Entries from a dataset
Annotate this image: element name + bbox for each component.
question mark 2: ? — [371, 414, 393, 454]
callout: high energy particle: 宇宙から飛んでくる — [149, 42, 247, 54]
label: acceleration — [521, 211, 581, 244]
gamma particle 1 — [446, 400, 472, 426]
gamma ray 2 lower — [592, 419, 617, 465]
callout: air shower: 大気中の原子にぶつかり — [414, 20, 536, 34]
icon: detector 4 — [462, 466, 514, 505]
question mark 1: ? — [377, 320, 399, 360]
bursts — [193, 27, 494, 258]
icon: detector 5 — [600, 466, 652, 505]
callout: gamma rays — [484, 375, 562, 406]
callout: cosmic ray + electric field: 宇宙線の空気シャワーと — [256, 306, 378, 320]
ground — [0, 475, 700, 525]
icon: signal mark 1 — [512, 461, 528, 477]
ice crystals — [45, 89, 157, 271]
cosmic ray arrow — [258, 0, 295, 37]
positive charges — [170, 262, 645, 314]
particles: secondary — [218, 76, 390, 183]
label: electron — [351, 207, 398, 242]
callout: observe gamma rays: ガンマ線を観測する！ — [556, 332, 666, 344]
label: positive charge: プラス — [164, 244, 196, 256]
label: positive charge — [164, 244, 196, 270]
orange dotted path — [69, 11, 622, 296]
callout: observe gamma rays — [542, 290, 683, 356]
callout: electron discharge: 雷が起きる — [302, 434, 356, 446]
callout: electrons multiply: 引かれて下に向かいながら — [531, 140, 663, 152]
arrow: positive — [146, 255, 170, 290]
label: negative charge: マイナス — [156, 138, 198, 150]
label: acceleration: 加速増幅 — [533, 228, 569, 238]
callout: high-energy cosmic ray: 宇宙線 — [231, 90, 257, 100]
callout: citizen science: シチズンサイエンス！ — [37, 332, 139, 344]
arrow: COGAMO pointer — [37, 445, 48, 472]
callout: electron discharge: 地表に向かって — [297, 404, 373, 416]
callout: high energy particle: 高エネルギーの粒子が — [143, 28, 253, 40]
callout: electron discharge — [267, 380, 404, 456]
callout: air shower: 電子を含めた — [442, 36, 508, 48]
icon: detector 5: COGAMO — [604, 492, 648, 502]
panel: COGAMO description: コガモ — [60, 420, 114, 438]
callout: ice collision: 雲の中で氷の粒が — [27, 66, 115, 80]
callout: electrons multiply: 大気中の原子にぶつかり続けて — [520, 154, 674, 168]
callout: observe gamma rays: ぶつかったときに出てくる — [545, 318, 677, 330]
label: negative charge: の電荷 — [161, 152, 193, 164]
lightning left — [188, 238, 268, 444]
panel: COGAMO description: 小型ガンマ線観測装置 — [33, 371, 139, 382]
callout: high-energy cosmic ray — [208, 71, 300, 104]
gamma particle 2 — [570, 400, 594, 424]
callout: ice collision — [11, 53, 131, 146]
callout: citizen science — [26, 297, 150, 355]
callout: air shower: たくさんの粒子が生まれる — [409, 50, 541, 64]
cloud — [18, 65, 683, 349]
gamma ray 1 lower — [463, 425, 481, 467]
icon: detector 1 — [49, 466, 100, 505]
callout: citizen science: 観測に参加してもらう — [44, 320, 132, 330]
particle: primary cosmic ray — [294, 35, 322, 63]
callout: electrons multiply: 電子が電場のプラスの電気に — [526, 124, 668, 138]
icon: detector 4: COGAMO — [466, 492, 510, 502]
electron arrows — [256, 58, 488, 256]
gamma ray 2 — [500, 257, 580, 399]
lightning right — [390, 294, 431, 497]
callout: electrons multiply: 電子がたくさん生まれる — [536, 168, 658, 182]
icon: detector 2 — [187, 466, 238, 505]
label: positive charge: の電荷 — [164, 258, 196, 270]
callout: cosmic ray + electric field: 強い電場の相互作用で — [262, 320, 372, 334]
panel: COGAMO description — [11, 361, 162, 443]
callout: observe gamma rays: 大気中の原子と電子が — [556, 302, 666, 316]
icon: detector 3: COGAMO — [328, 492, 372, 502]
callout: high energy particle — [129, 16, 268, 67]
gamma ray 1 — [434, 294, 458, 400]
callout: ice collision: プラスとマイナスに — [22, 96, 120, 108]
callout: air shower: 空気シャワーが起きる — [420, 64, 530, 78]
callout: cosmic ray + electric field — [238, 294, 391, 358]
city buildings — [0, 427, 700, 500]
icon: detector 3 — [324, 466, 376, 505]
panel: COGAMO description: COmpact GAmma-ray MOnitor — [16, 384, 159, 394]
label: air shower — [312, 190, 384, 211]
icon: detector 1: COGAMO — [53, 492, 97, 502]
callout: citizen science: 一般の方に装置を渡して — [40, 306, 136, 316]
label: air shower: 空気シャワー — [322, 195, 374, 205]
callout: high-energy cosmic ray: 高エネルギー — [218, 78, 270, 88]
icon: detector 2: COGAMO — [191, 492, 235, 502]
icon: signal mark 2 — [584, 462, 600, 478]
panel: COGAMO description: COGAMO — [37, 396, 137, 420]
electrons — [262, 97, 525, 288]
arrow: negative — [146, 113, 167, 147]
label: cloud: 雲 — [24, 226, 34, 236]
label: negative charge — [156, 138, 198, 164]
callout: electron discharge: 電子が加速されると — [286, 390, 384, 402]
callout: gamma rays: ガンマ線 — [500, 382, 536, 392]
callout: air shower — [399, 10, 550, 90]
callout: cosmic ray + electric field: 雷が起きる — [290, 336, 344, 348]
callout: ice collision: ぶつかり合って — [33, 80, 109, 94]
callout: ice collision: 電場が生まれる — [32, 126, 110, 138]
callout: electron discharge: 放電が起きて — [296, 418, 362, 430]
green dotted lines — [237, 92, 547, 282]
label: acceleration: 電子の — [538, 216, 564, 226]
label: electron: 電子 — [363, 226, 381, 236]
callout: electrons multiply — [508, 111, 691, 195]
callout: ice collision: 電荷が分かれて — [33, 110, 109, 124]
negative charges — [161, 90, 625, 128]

EXERCISE BRIEF:
Update the entries above so that each "callout" becomes "annotation". Leave everything else unchanged.

EXERCISE OUTPUT:
Annotate this image: element name + bbox for each component.
question mark 2: ? — [371, 414, 393, 454]
annotation: high energy particle: 宇宙から飛んでくる — [149, 42, 247, 54]
label: acceleration — [521, 211, 581, 244]
gamma particle 1 — [446, 400, 472, 426]
gamma ray 2 lower — [592, 419, 617, 465]
annotation: air shower: 大気中の原子にぶつかり — [414, 20, 536, 34]
icon: detector 4 — [462, 466, 514, 505]
question mark 1: ? — [377, 320, 399, 360]
bursts — [193, 27, 494, 258]
icon: detector 5 — [600, 466, 652, 505]
annotation: gamma rays — [484, 375, 562, 406]
annotation: cosmic ray + electric field: 宇宙線の空気シャワーと — [256, 306, 378, 320]
ground — [0, 475, 700, 525]
icon: signal mark 1 — [512, 461, 528, 477]
ice crystals — [45, 89, 157, 271]
cosmic ray arrow — [258, 0, 295, 37]
positive charges — [170, 262, 645, 314]
particles: secondary — [218, 76, 390, 183]
label: electron — [351, 207, 398, 242]
annotation: observe gamma rays: ガンマ線を観測する！ — [556, 332, 666, 344]
label: positive charge: プラス — [164, 244, 196, 256]
label: positive charge — [164, 244, 196, 270]
orange dotted path — [69, 11, 622, 296]
annotation: observe gamma rays — [542, 290, 683, 356]
annotation: electron discharge: 雷が起きる — [302, 434, 356, 446]
annotation: electrons multiply: 引かれて下に向かいながら — [531, 140, 663, 152]
arrow: positive — [146, 255, 170, 290]
label: negative charge: マイナス — [156, 138, 198, 150]
label: acceleration: 加速増幅 — [533, 228, 569, 238]
annotation: high-energy cosmic ray: 宇宙線 — [231, 90, 257, 100]
annotation: citizen science: シチズンサイエンス！ — [37, 332, 139, 344]
arrow: COGAMO pointer — [37, 445, 48, 472]
annotation: electron discharge: 地表に向かって — [297, 404, 373, 416]
annotation: high energy particle: 高エネルギーの粒子が — [143, 28, 253, 40]
annotation: electron discharge — [267, 380, 404, 456]
annotation: air shower: 電子を含めた — [442, 36, 508, 48]
icon: detector 5: COGAMO — [604, 492, 648, 502]
panel: COGAMO description: コガモ — [60, 420, 114, 438]
annotation: ice collision: 雲の中で氷の粒が — [27, 66, 115, 80]
annotation: electrons multiply: 大気中の原子にぶつかり続けて — [520, 154, 674, 168]
annotation: observe gamma rays: ぶつかったときに出てくる — [545, 318, 677, 330]
label: negative charge: の電荷 — [161, 152, 193, 164]
lightning left — [188, 238, 268, 444]
panel: COGAMO description: 小型ガンマ線観測装置 — [33, 371, 139, 382]
annotation: high-energy cosmic ray — [208, 71, 300, 104]
gamma particle 2 — [570, 400, 594, 424]
annotation: ice collision — [11, 53, 131, 146]
annotation: citizen science — [26, 297, 150, 355]
annotation: air shower: たくさんの粒子が生まれる — [409, 50, 541, 64]
cloud — [18, 65, 683, 349]
gamma ray 1 lower — [463, 425, 481, 467]
icon: detector 1 — [49, 466, 100, 505]
annotation: citizen science: 観測に参加してもらう — [44, 320, 132, 330]
particle: primary cosmic ray — [294, 35, 322, 63]
annotation: electrons multiply: 電子が電場のプラスの電気に — [526, 124, 668, 138]
icon: detector 4: COGAMO — [466, 492, 510, 502]
electron arrows — [256, 58, 488, 256]
gamma ray 2 — [500, 257, 580, 399]
lightning right — [390, 294, 431, 497]
annotation: electrons multiply: 電子がたくさん生まれる — [536, 168, 658, 182]
icon: detector 2 — [187, 466, 238, 505]
label: positive charge: の電荷 — [164, 258, 196, 270]
annotation: cosmic ray + electric field: 強い電場の相互作用で — [262, 320, 372, 334]
panel: COGAMO description — [11, 361, 162, 443]
annotation: observe gamma rays: 大気中の原子と電子が — [556, 302, 666, 316]
icon: detector 3: COGAMO — [328, 492, 372, 502]
annotation: high energy particle — [129, 16, 268, 67]
gamma ray 1 — [434, 294, 458, 400]
annotation: ice collision: プラスとマイナスに — [22, 96, 120, 108]
annotation: air shower: 空気シャワーが起きる — [420, 64, 530, 78]
annotation: cosmic ray + electric field — [238, 294, 391, 358]
city buildings — [0, 427, 700, 500]
icon: detector 3 — [324, 466, 376, 505]
panel: COGAMO description: COmpact GAmma-ray MOnitor — [16, 384, 159, 394]
label: air shower — [312, 190, 384, 211]
icon: detector 1: COGAMO — [53, 492, 97, 502]
annotation: citizen science: 一般の方に装置を渡して — [40, 306, 136, 316]
label: air shower: 空気シャワー — [322, 195, 374, 205]
annotation: high-energy cosmic ray: 高エネルギー — [218, 78, 270, 88]
icon: detector 2: COGAMO — [191, 492, 235, 502]
icon: signal mark 2 — [584, 462, 600, 478]
panel: COGAMO description: COGAMO — [37, 396, 137, 420]
electrons — [262, 97, 525, 288]
arrow: negative — [146, 113, 167, 147]
label: cloud: 雲 — [24, 226, 34, 236]
label: negative charge — [156, 138, 198, 164]
annotation: electron discharge: 電子が加速されると — [286, 390, 384, 402]
annotation: gamma rays: ガンマ線 — [500, 382, 536, 392]
annotation: air shower — [399, 10, 550, 90]
annotation: cosmic ray + electric field: 雷が起きる — [290, 336, 344, 348]
annotation: ice collision: ぶつかり合って — [33, 80, 109, 94]
annotation: ice collision: 電場が生まれる — [32, 126, 110, 138]
annotation: electron discharge: 放電が起きて — [296, 418, 362, 430]
green dotted lines — [237, 92, 547, 282]
label: acceleration: 電子の — [538, 216, 564, 226]
label: electron: 電子 — [363, 226, 381, 236]
annotation: electrons multiply — [508, 111, 691, 195]
annotation: ice collision: 電荷が分かれて — [33, 110, 109, 124]
negative charges — [161, 90, 625, 128]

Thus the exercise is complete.